== SET EXERCISE ==
Exactly reproduce all the records, keeping pictures out of the copy.
── PROVIDED MATERIAL ──
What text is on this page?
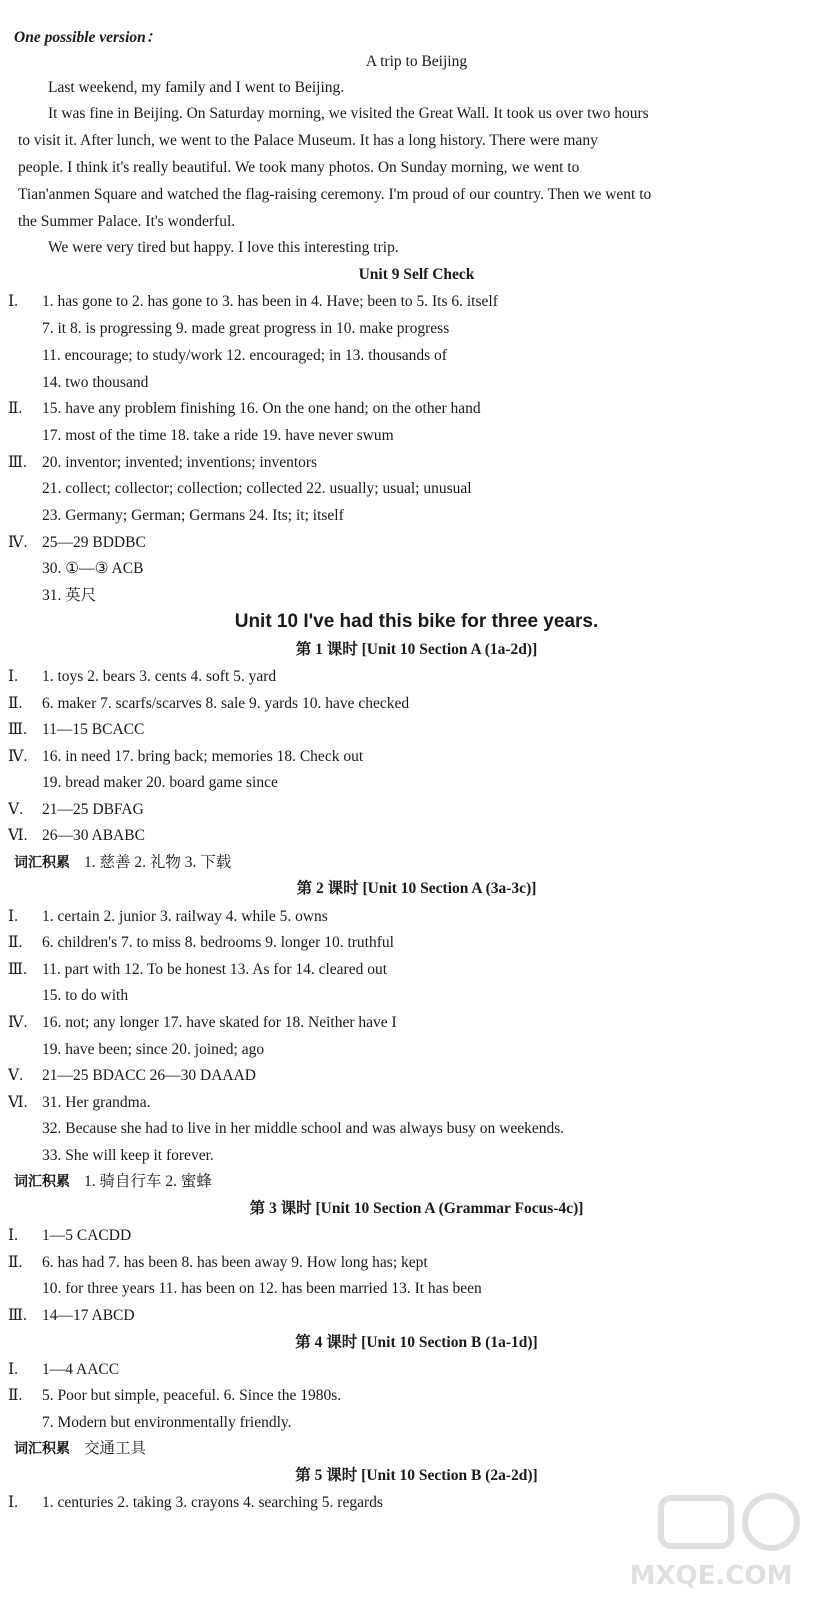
One possible version：
A trip to Beijing
Last weekend, my family and I went to Beijing.
It was fine in Beijing. On Saturday morning, we visited the Great Wall. It took us over two hours
to visit it. After lunch, we went to the Palace Museum. It has a long history. There were many
people. I think it's really beautiful. We took many photos. On Sunday morning, we went to
Tian'anmen Square and watched the flag-raising ceremony. I'm proud of our country. Then we went to
the Summer Palace. It's wonderful.
We were very tired but happy. I love this interesting trip.
Unit 9 Self Check
Ⅰ. 1. has gone to 2. has gone to 3. has been in 4. Have; been to 5. Its 6. itself
7. it 8. is progressing 9. made great progress in 10. make progress
11. encourage; to study/work 12. encouraged; in 13. thousands of
14. two thousand
Ⅱ. 15. have any problem finishing 16. On the one hand; on the other hand
17. most of the time 18. take a ride 19. have never swum
Ⅲ. 20. inventor; invented; inventions; inventors
21. collect; collector; collection; collected 22. usually; usual; unusual
23. Germany; German; Germans 24. Its; it; itself
Ⅳ. 25—29 BDDBC
30. ①—③ ACB
31. 英尺
Unit 10 I've had this bike for three years.
第 1 课时 [Unit 10 Section A (1a-2d)]
Ⅰ. 1. toys 2. bears 3. cents 4. soft 5. yard
Ⅱ. 6. maker 7. scarfs/scarves 8. sale 9. yards 10. have checked
Ⅲ. 11—15 BCACC
Ⅳ. 16. in need 17. bring back; memories 18. Check out
19. bread maker 20. board game since
Ⅴ. 21—25 DBFAG
Ⅵ. 26—30 ABABC
词汇积累 1. 慈善 2. 礼物 3. 下载
第 2 课时 [Unit 10 Section A (3a-3c)]
Ⅰ. 1. certain 2. junior 3. railway 4. while 5. owns
Ⅱ. 6. children's 7. to miss 8. bedrooms 9. longer 10. truthful
Ⅲ. 11. part with 12. To be honest 13. As for 14. cleared out
15. to do with
Ⅳ. 16. not; any longer 17. have skated for 18. Neither have I
19. have been; since 20. joined; ago
Ⅴ. 21—25 BDACC 26—30 DAAAD
Ⅵ. 31. Her grandma.
32. Because she had to live in her middle school and was always busy on weekends.
33. She will keep it forever.
词汇积累 1. 骑自行车 2. 蜜蜂
第 3 课时 [Unit 10 Section A (Grammar Focus-4c)]
Ⅰ. 1—5 CACDD
Ⅱ. 6. has had 7. has been 8. has been away 9. How long has; kept
10. for three years 11. has been on 12. has been married 13. It has been
Ⅲ. 14—17 ABCD
第 4 课时 [Unit 10 Section B (1a-1d)]
Ⅰ. 1—4 AACC
Ⅱ. 5. Poor but simple, peaceful. 6. Since the 1980s.
7. Modern but environmentally friendly.
词汇积累 交通工具
第 5 课时 [Unit 10 Section B (2a-2d)]
Ⅰ. 1. centuries 2. taking 3. crayons 4. searching 5. regards
MXQE.COM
───
== EXERCISE OUTPUT ==
What text is on this page?
One possible version：
A trip to Beijing
Last weekend, my family and I went to Beijing.
It was fine in Beijing. On Saturday morning, we visited the Great Wall. It took us over two hours
to visit it. After lunch, we went to the Palace Museum. It has a long history. There were many
people. I think it's really beautiful. We took many photos. On Sunday morning, we went to
Tian'anmen Square and watched the flag-raising ceremony. I'm proud of our country. Then we went to
the Summer Palace. It's wonderful.
We were very tired but happy. I love this interesting trip.
Unit 9 Self Check
Ⅰ. 1. has gone to 2. has gone to 3. has been in 4. Have; been to 5. Its 6. itself
7. it 8. is progressing 9. made great progress in 10. make progress
11. encourage; to study/work 12. encouraged; in 13. thousands of
14. two thousand
Ⅱ. 15. have any problem finishing 16. On the one hand; on the other hand
17. most of the time 18. take a ride 19. have never swum
Ⅲ. 20. inventor; invented; inventions; inventors
21. collect; collector; collection; collected 22. usually; usual; unusual
23. Germany; German; Germans 24. Its; it; itself
Ⅳ. 25—29 BDDBC
30. ①—③ ACB
31. 英尺
Unit 10 I've had this bike for three years.
第 1 课时 [Unit 10 Section A (1a-2d)]
Ⅰ. 1. toys 2. bears 3. cents 4. soft 5. yard
Ⅱ. 6. maker 7. scarfs/scarves 8. sale 9. yards 10. have checked
Ⅲ. 11—15 BCACC
Ⅳ. 16. in need 17. bring back; memories 18. Check out
19. bread maker 20. board game since
Ⅴ. 21—25 DBFAG
Ⅵ. 26—30 ABABC
词汇积累 1. 慈善 2. 礼物 3. 下载
第 2 课时 [Unit 10 Section A (3a-3c)]
Ⅰ. 1. certain 2. junior 3. railway 4. while 5. owns
Ⅱ. 6. children's 7. to miss 8. bedrooms 9. longer 10. truthful
Ⅲ. 11. part with 12. To be honest 13. As for 14. cleared out
15. to do with
Ⅳ. 16. not; any longer 17. have skated for 18. Neither have I
19. have been; since 20. joined; ago
Ⅴ. 21—25 BDACC 26—30 DAAAD
Ⅵ. 31. Her grandma.
32. Because she had to live in her middle school and was always busy on weekends.
33. She will keep it forever.
词汇积累 1. 骑自行车 2. 蜜蜂
第 3 课时 [Unit 10 Section A (Grammar Focus-4c)]
Ⅰ. 1—5 CACDD
Ⅱ. 6. has had 7. has been 8. has been away 9. How long has; kept
10. for three years 11. has been on 12. has been married 13. It has been
Ⅲ. 14—17 ABCD
第 4 课时 [Unit 10 Section B (1a-1d)]
Ⅰ. 1—4 AACC
Ⅱ. 5. Poor but simple, peaceful. 6. Since the 1980s.
7. Modern but environmentally friendly.
词汇积累 交通工具
第 5 课时 [Unit 10 Section B (2a-2d)]
Ⅰ. 1. centuries 2. taking 3. crayons 4. searching 5. regards
MXQE.COM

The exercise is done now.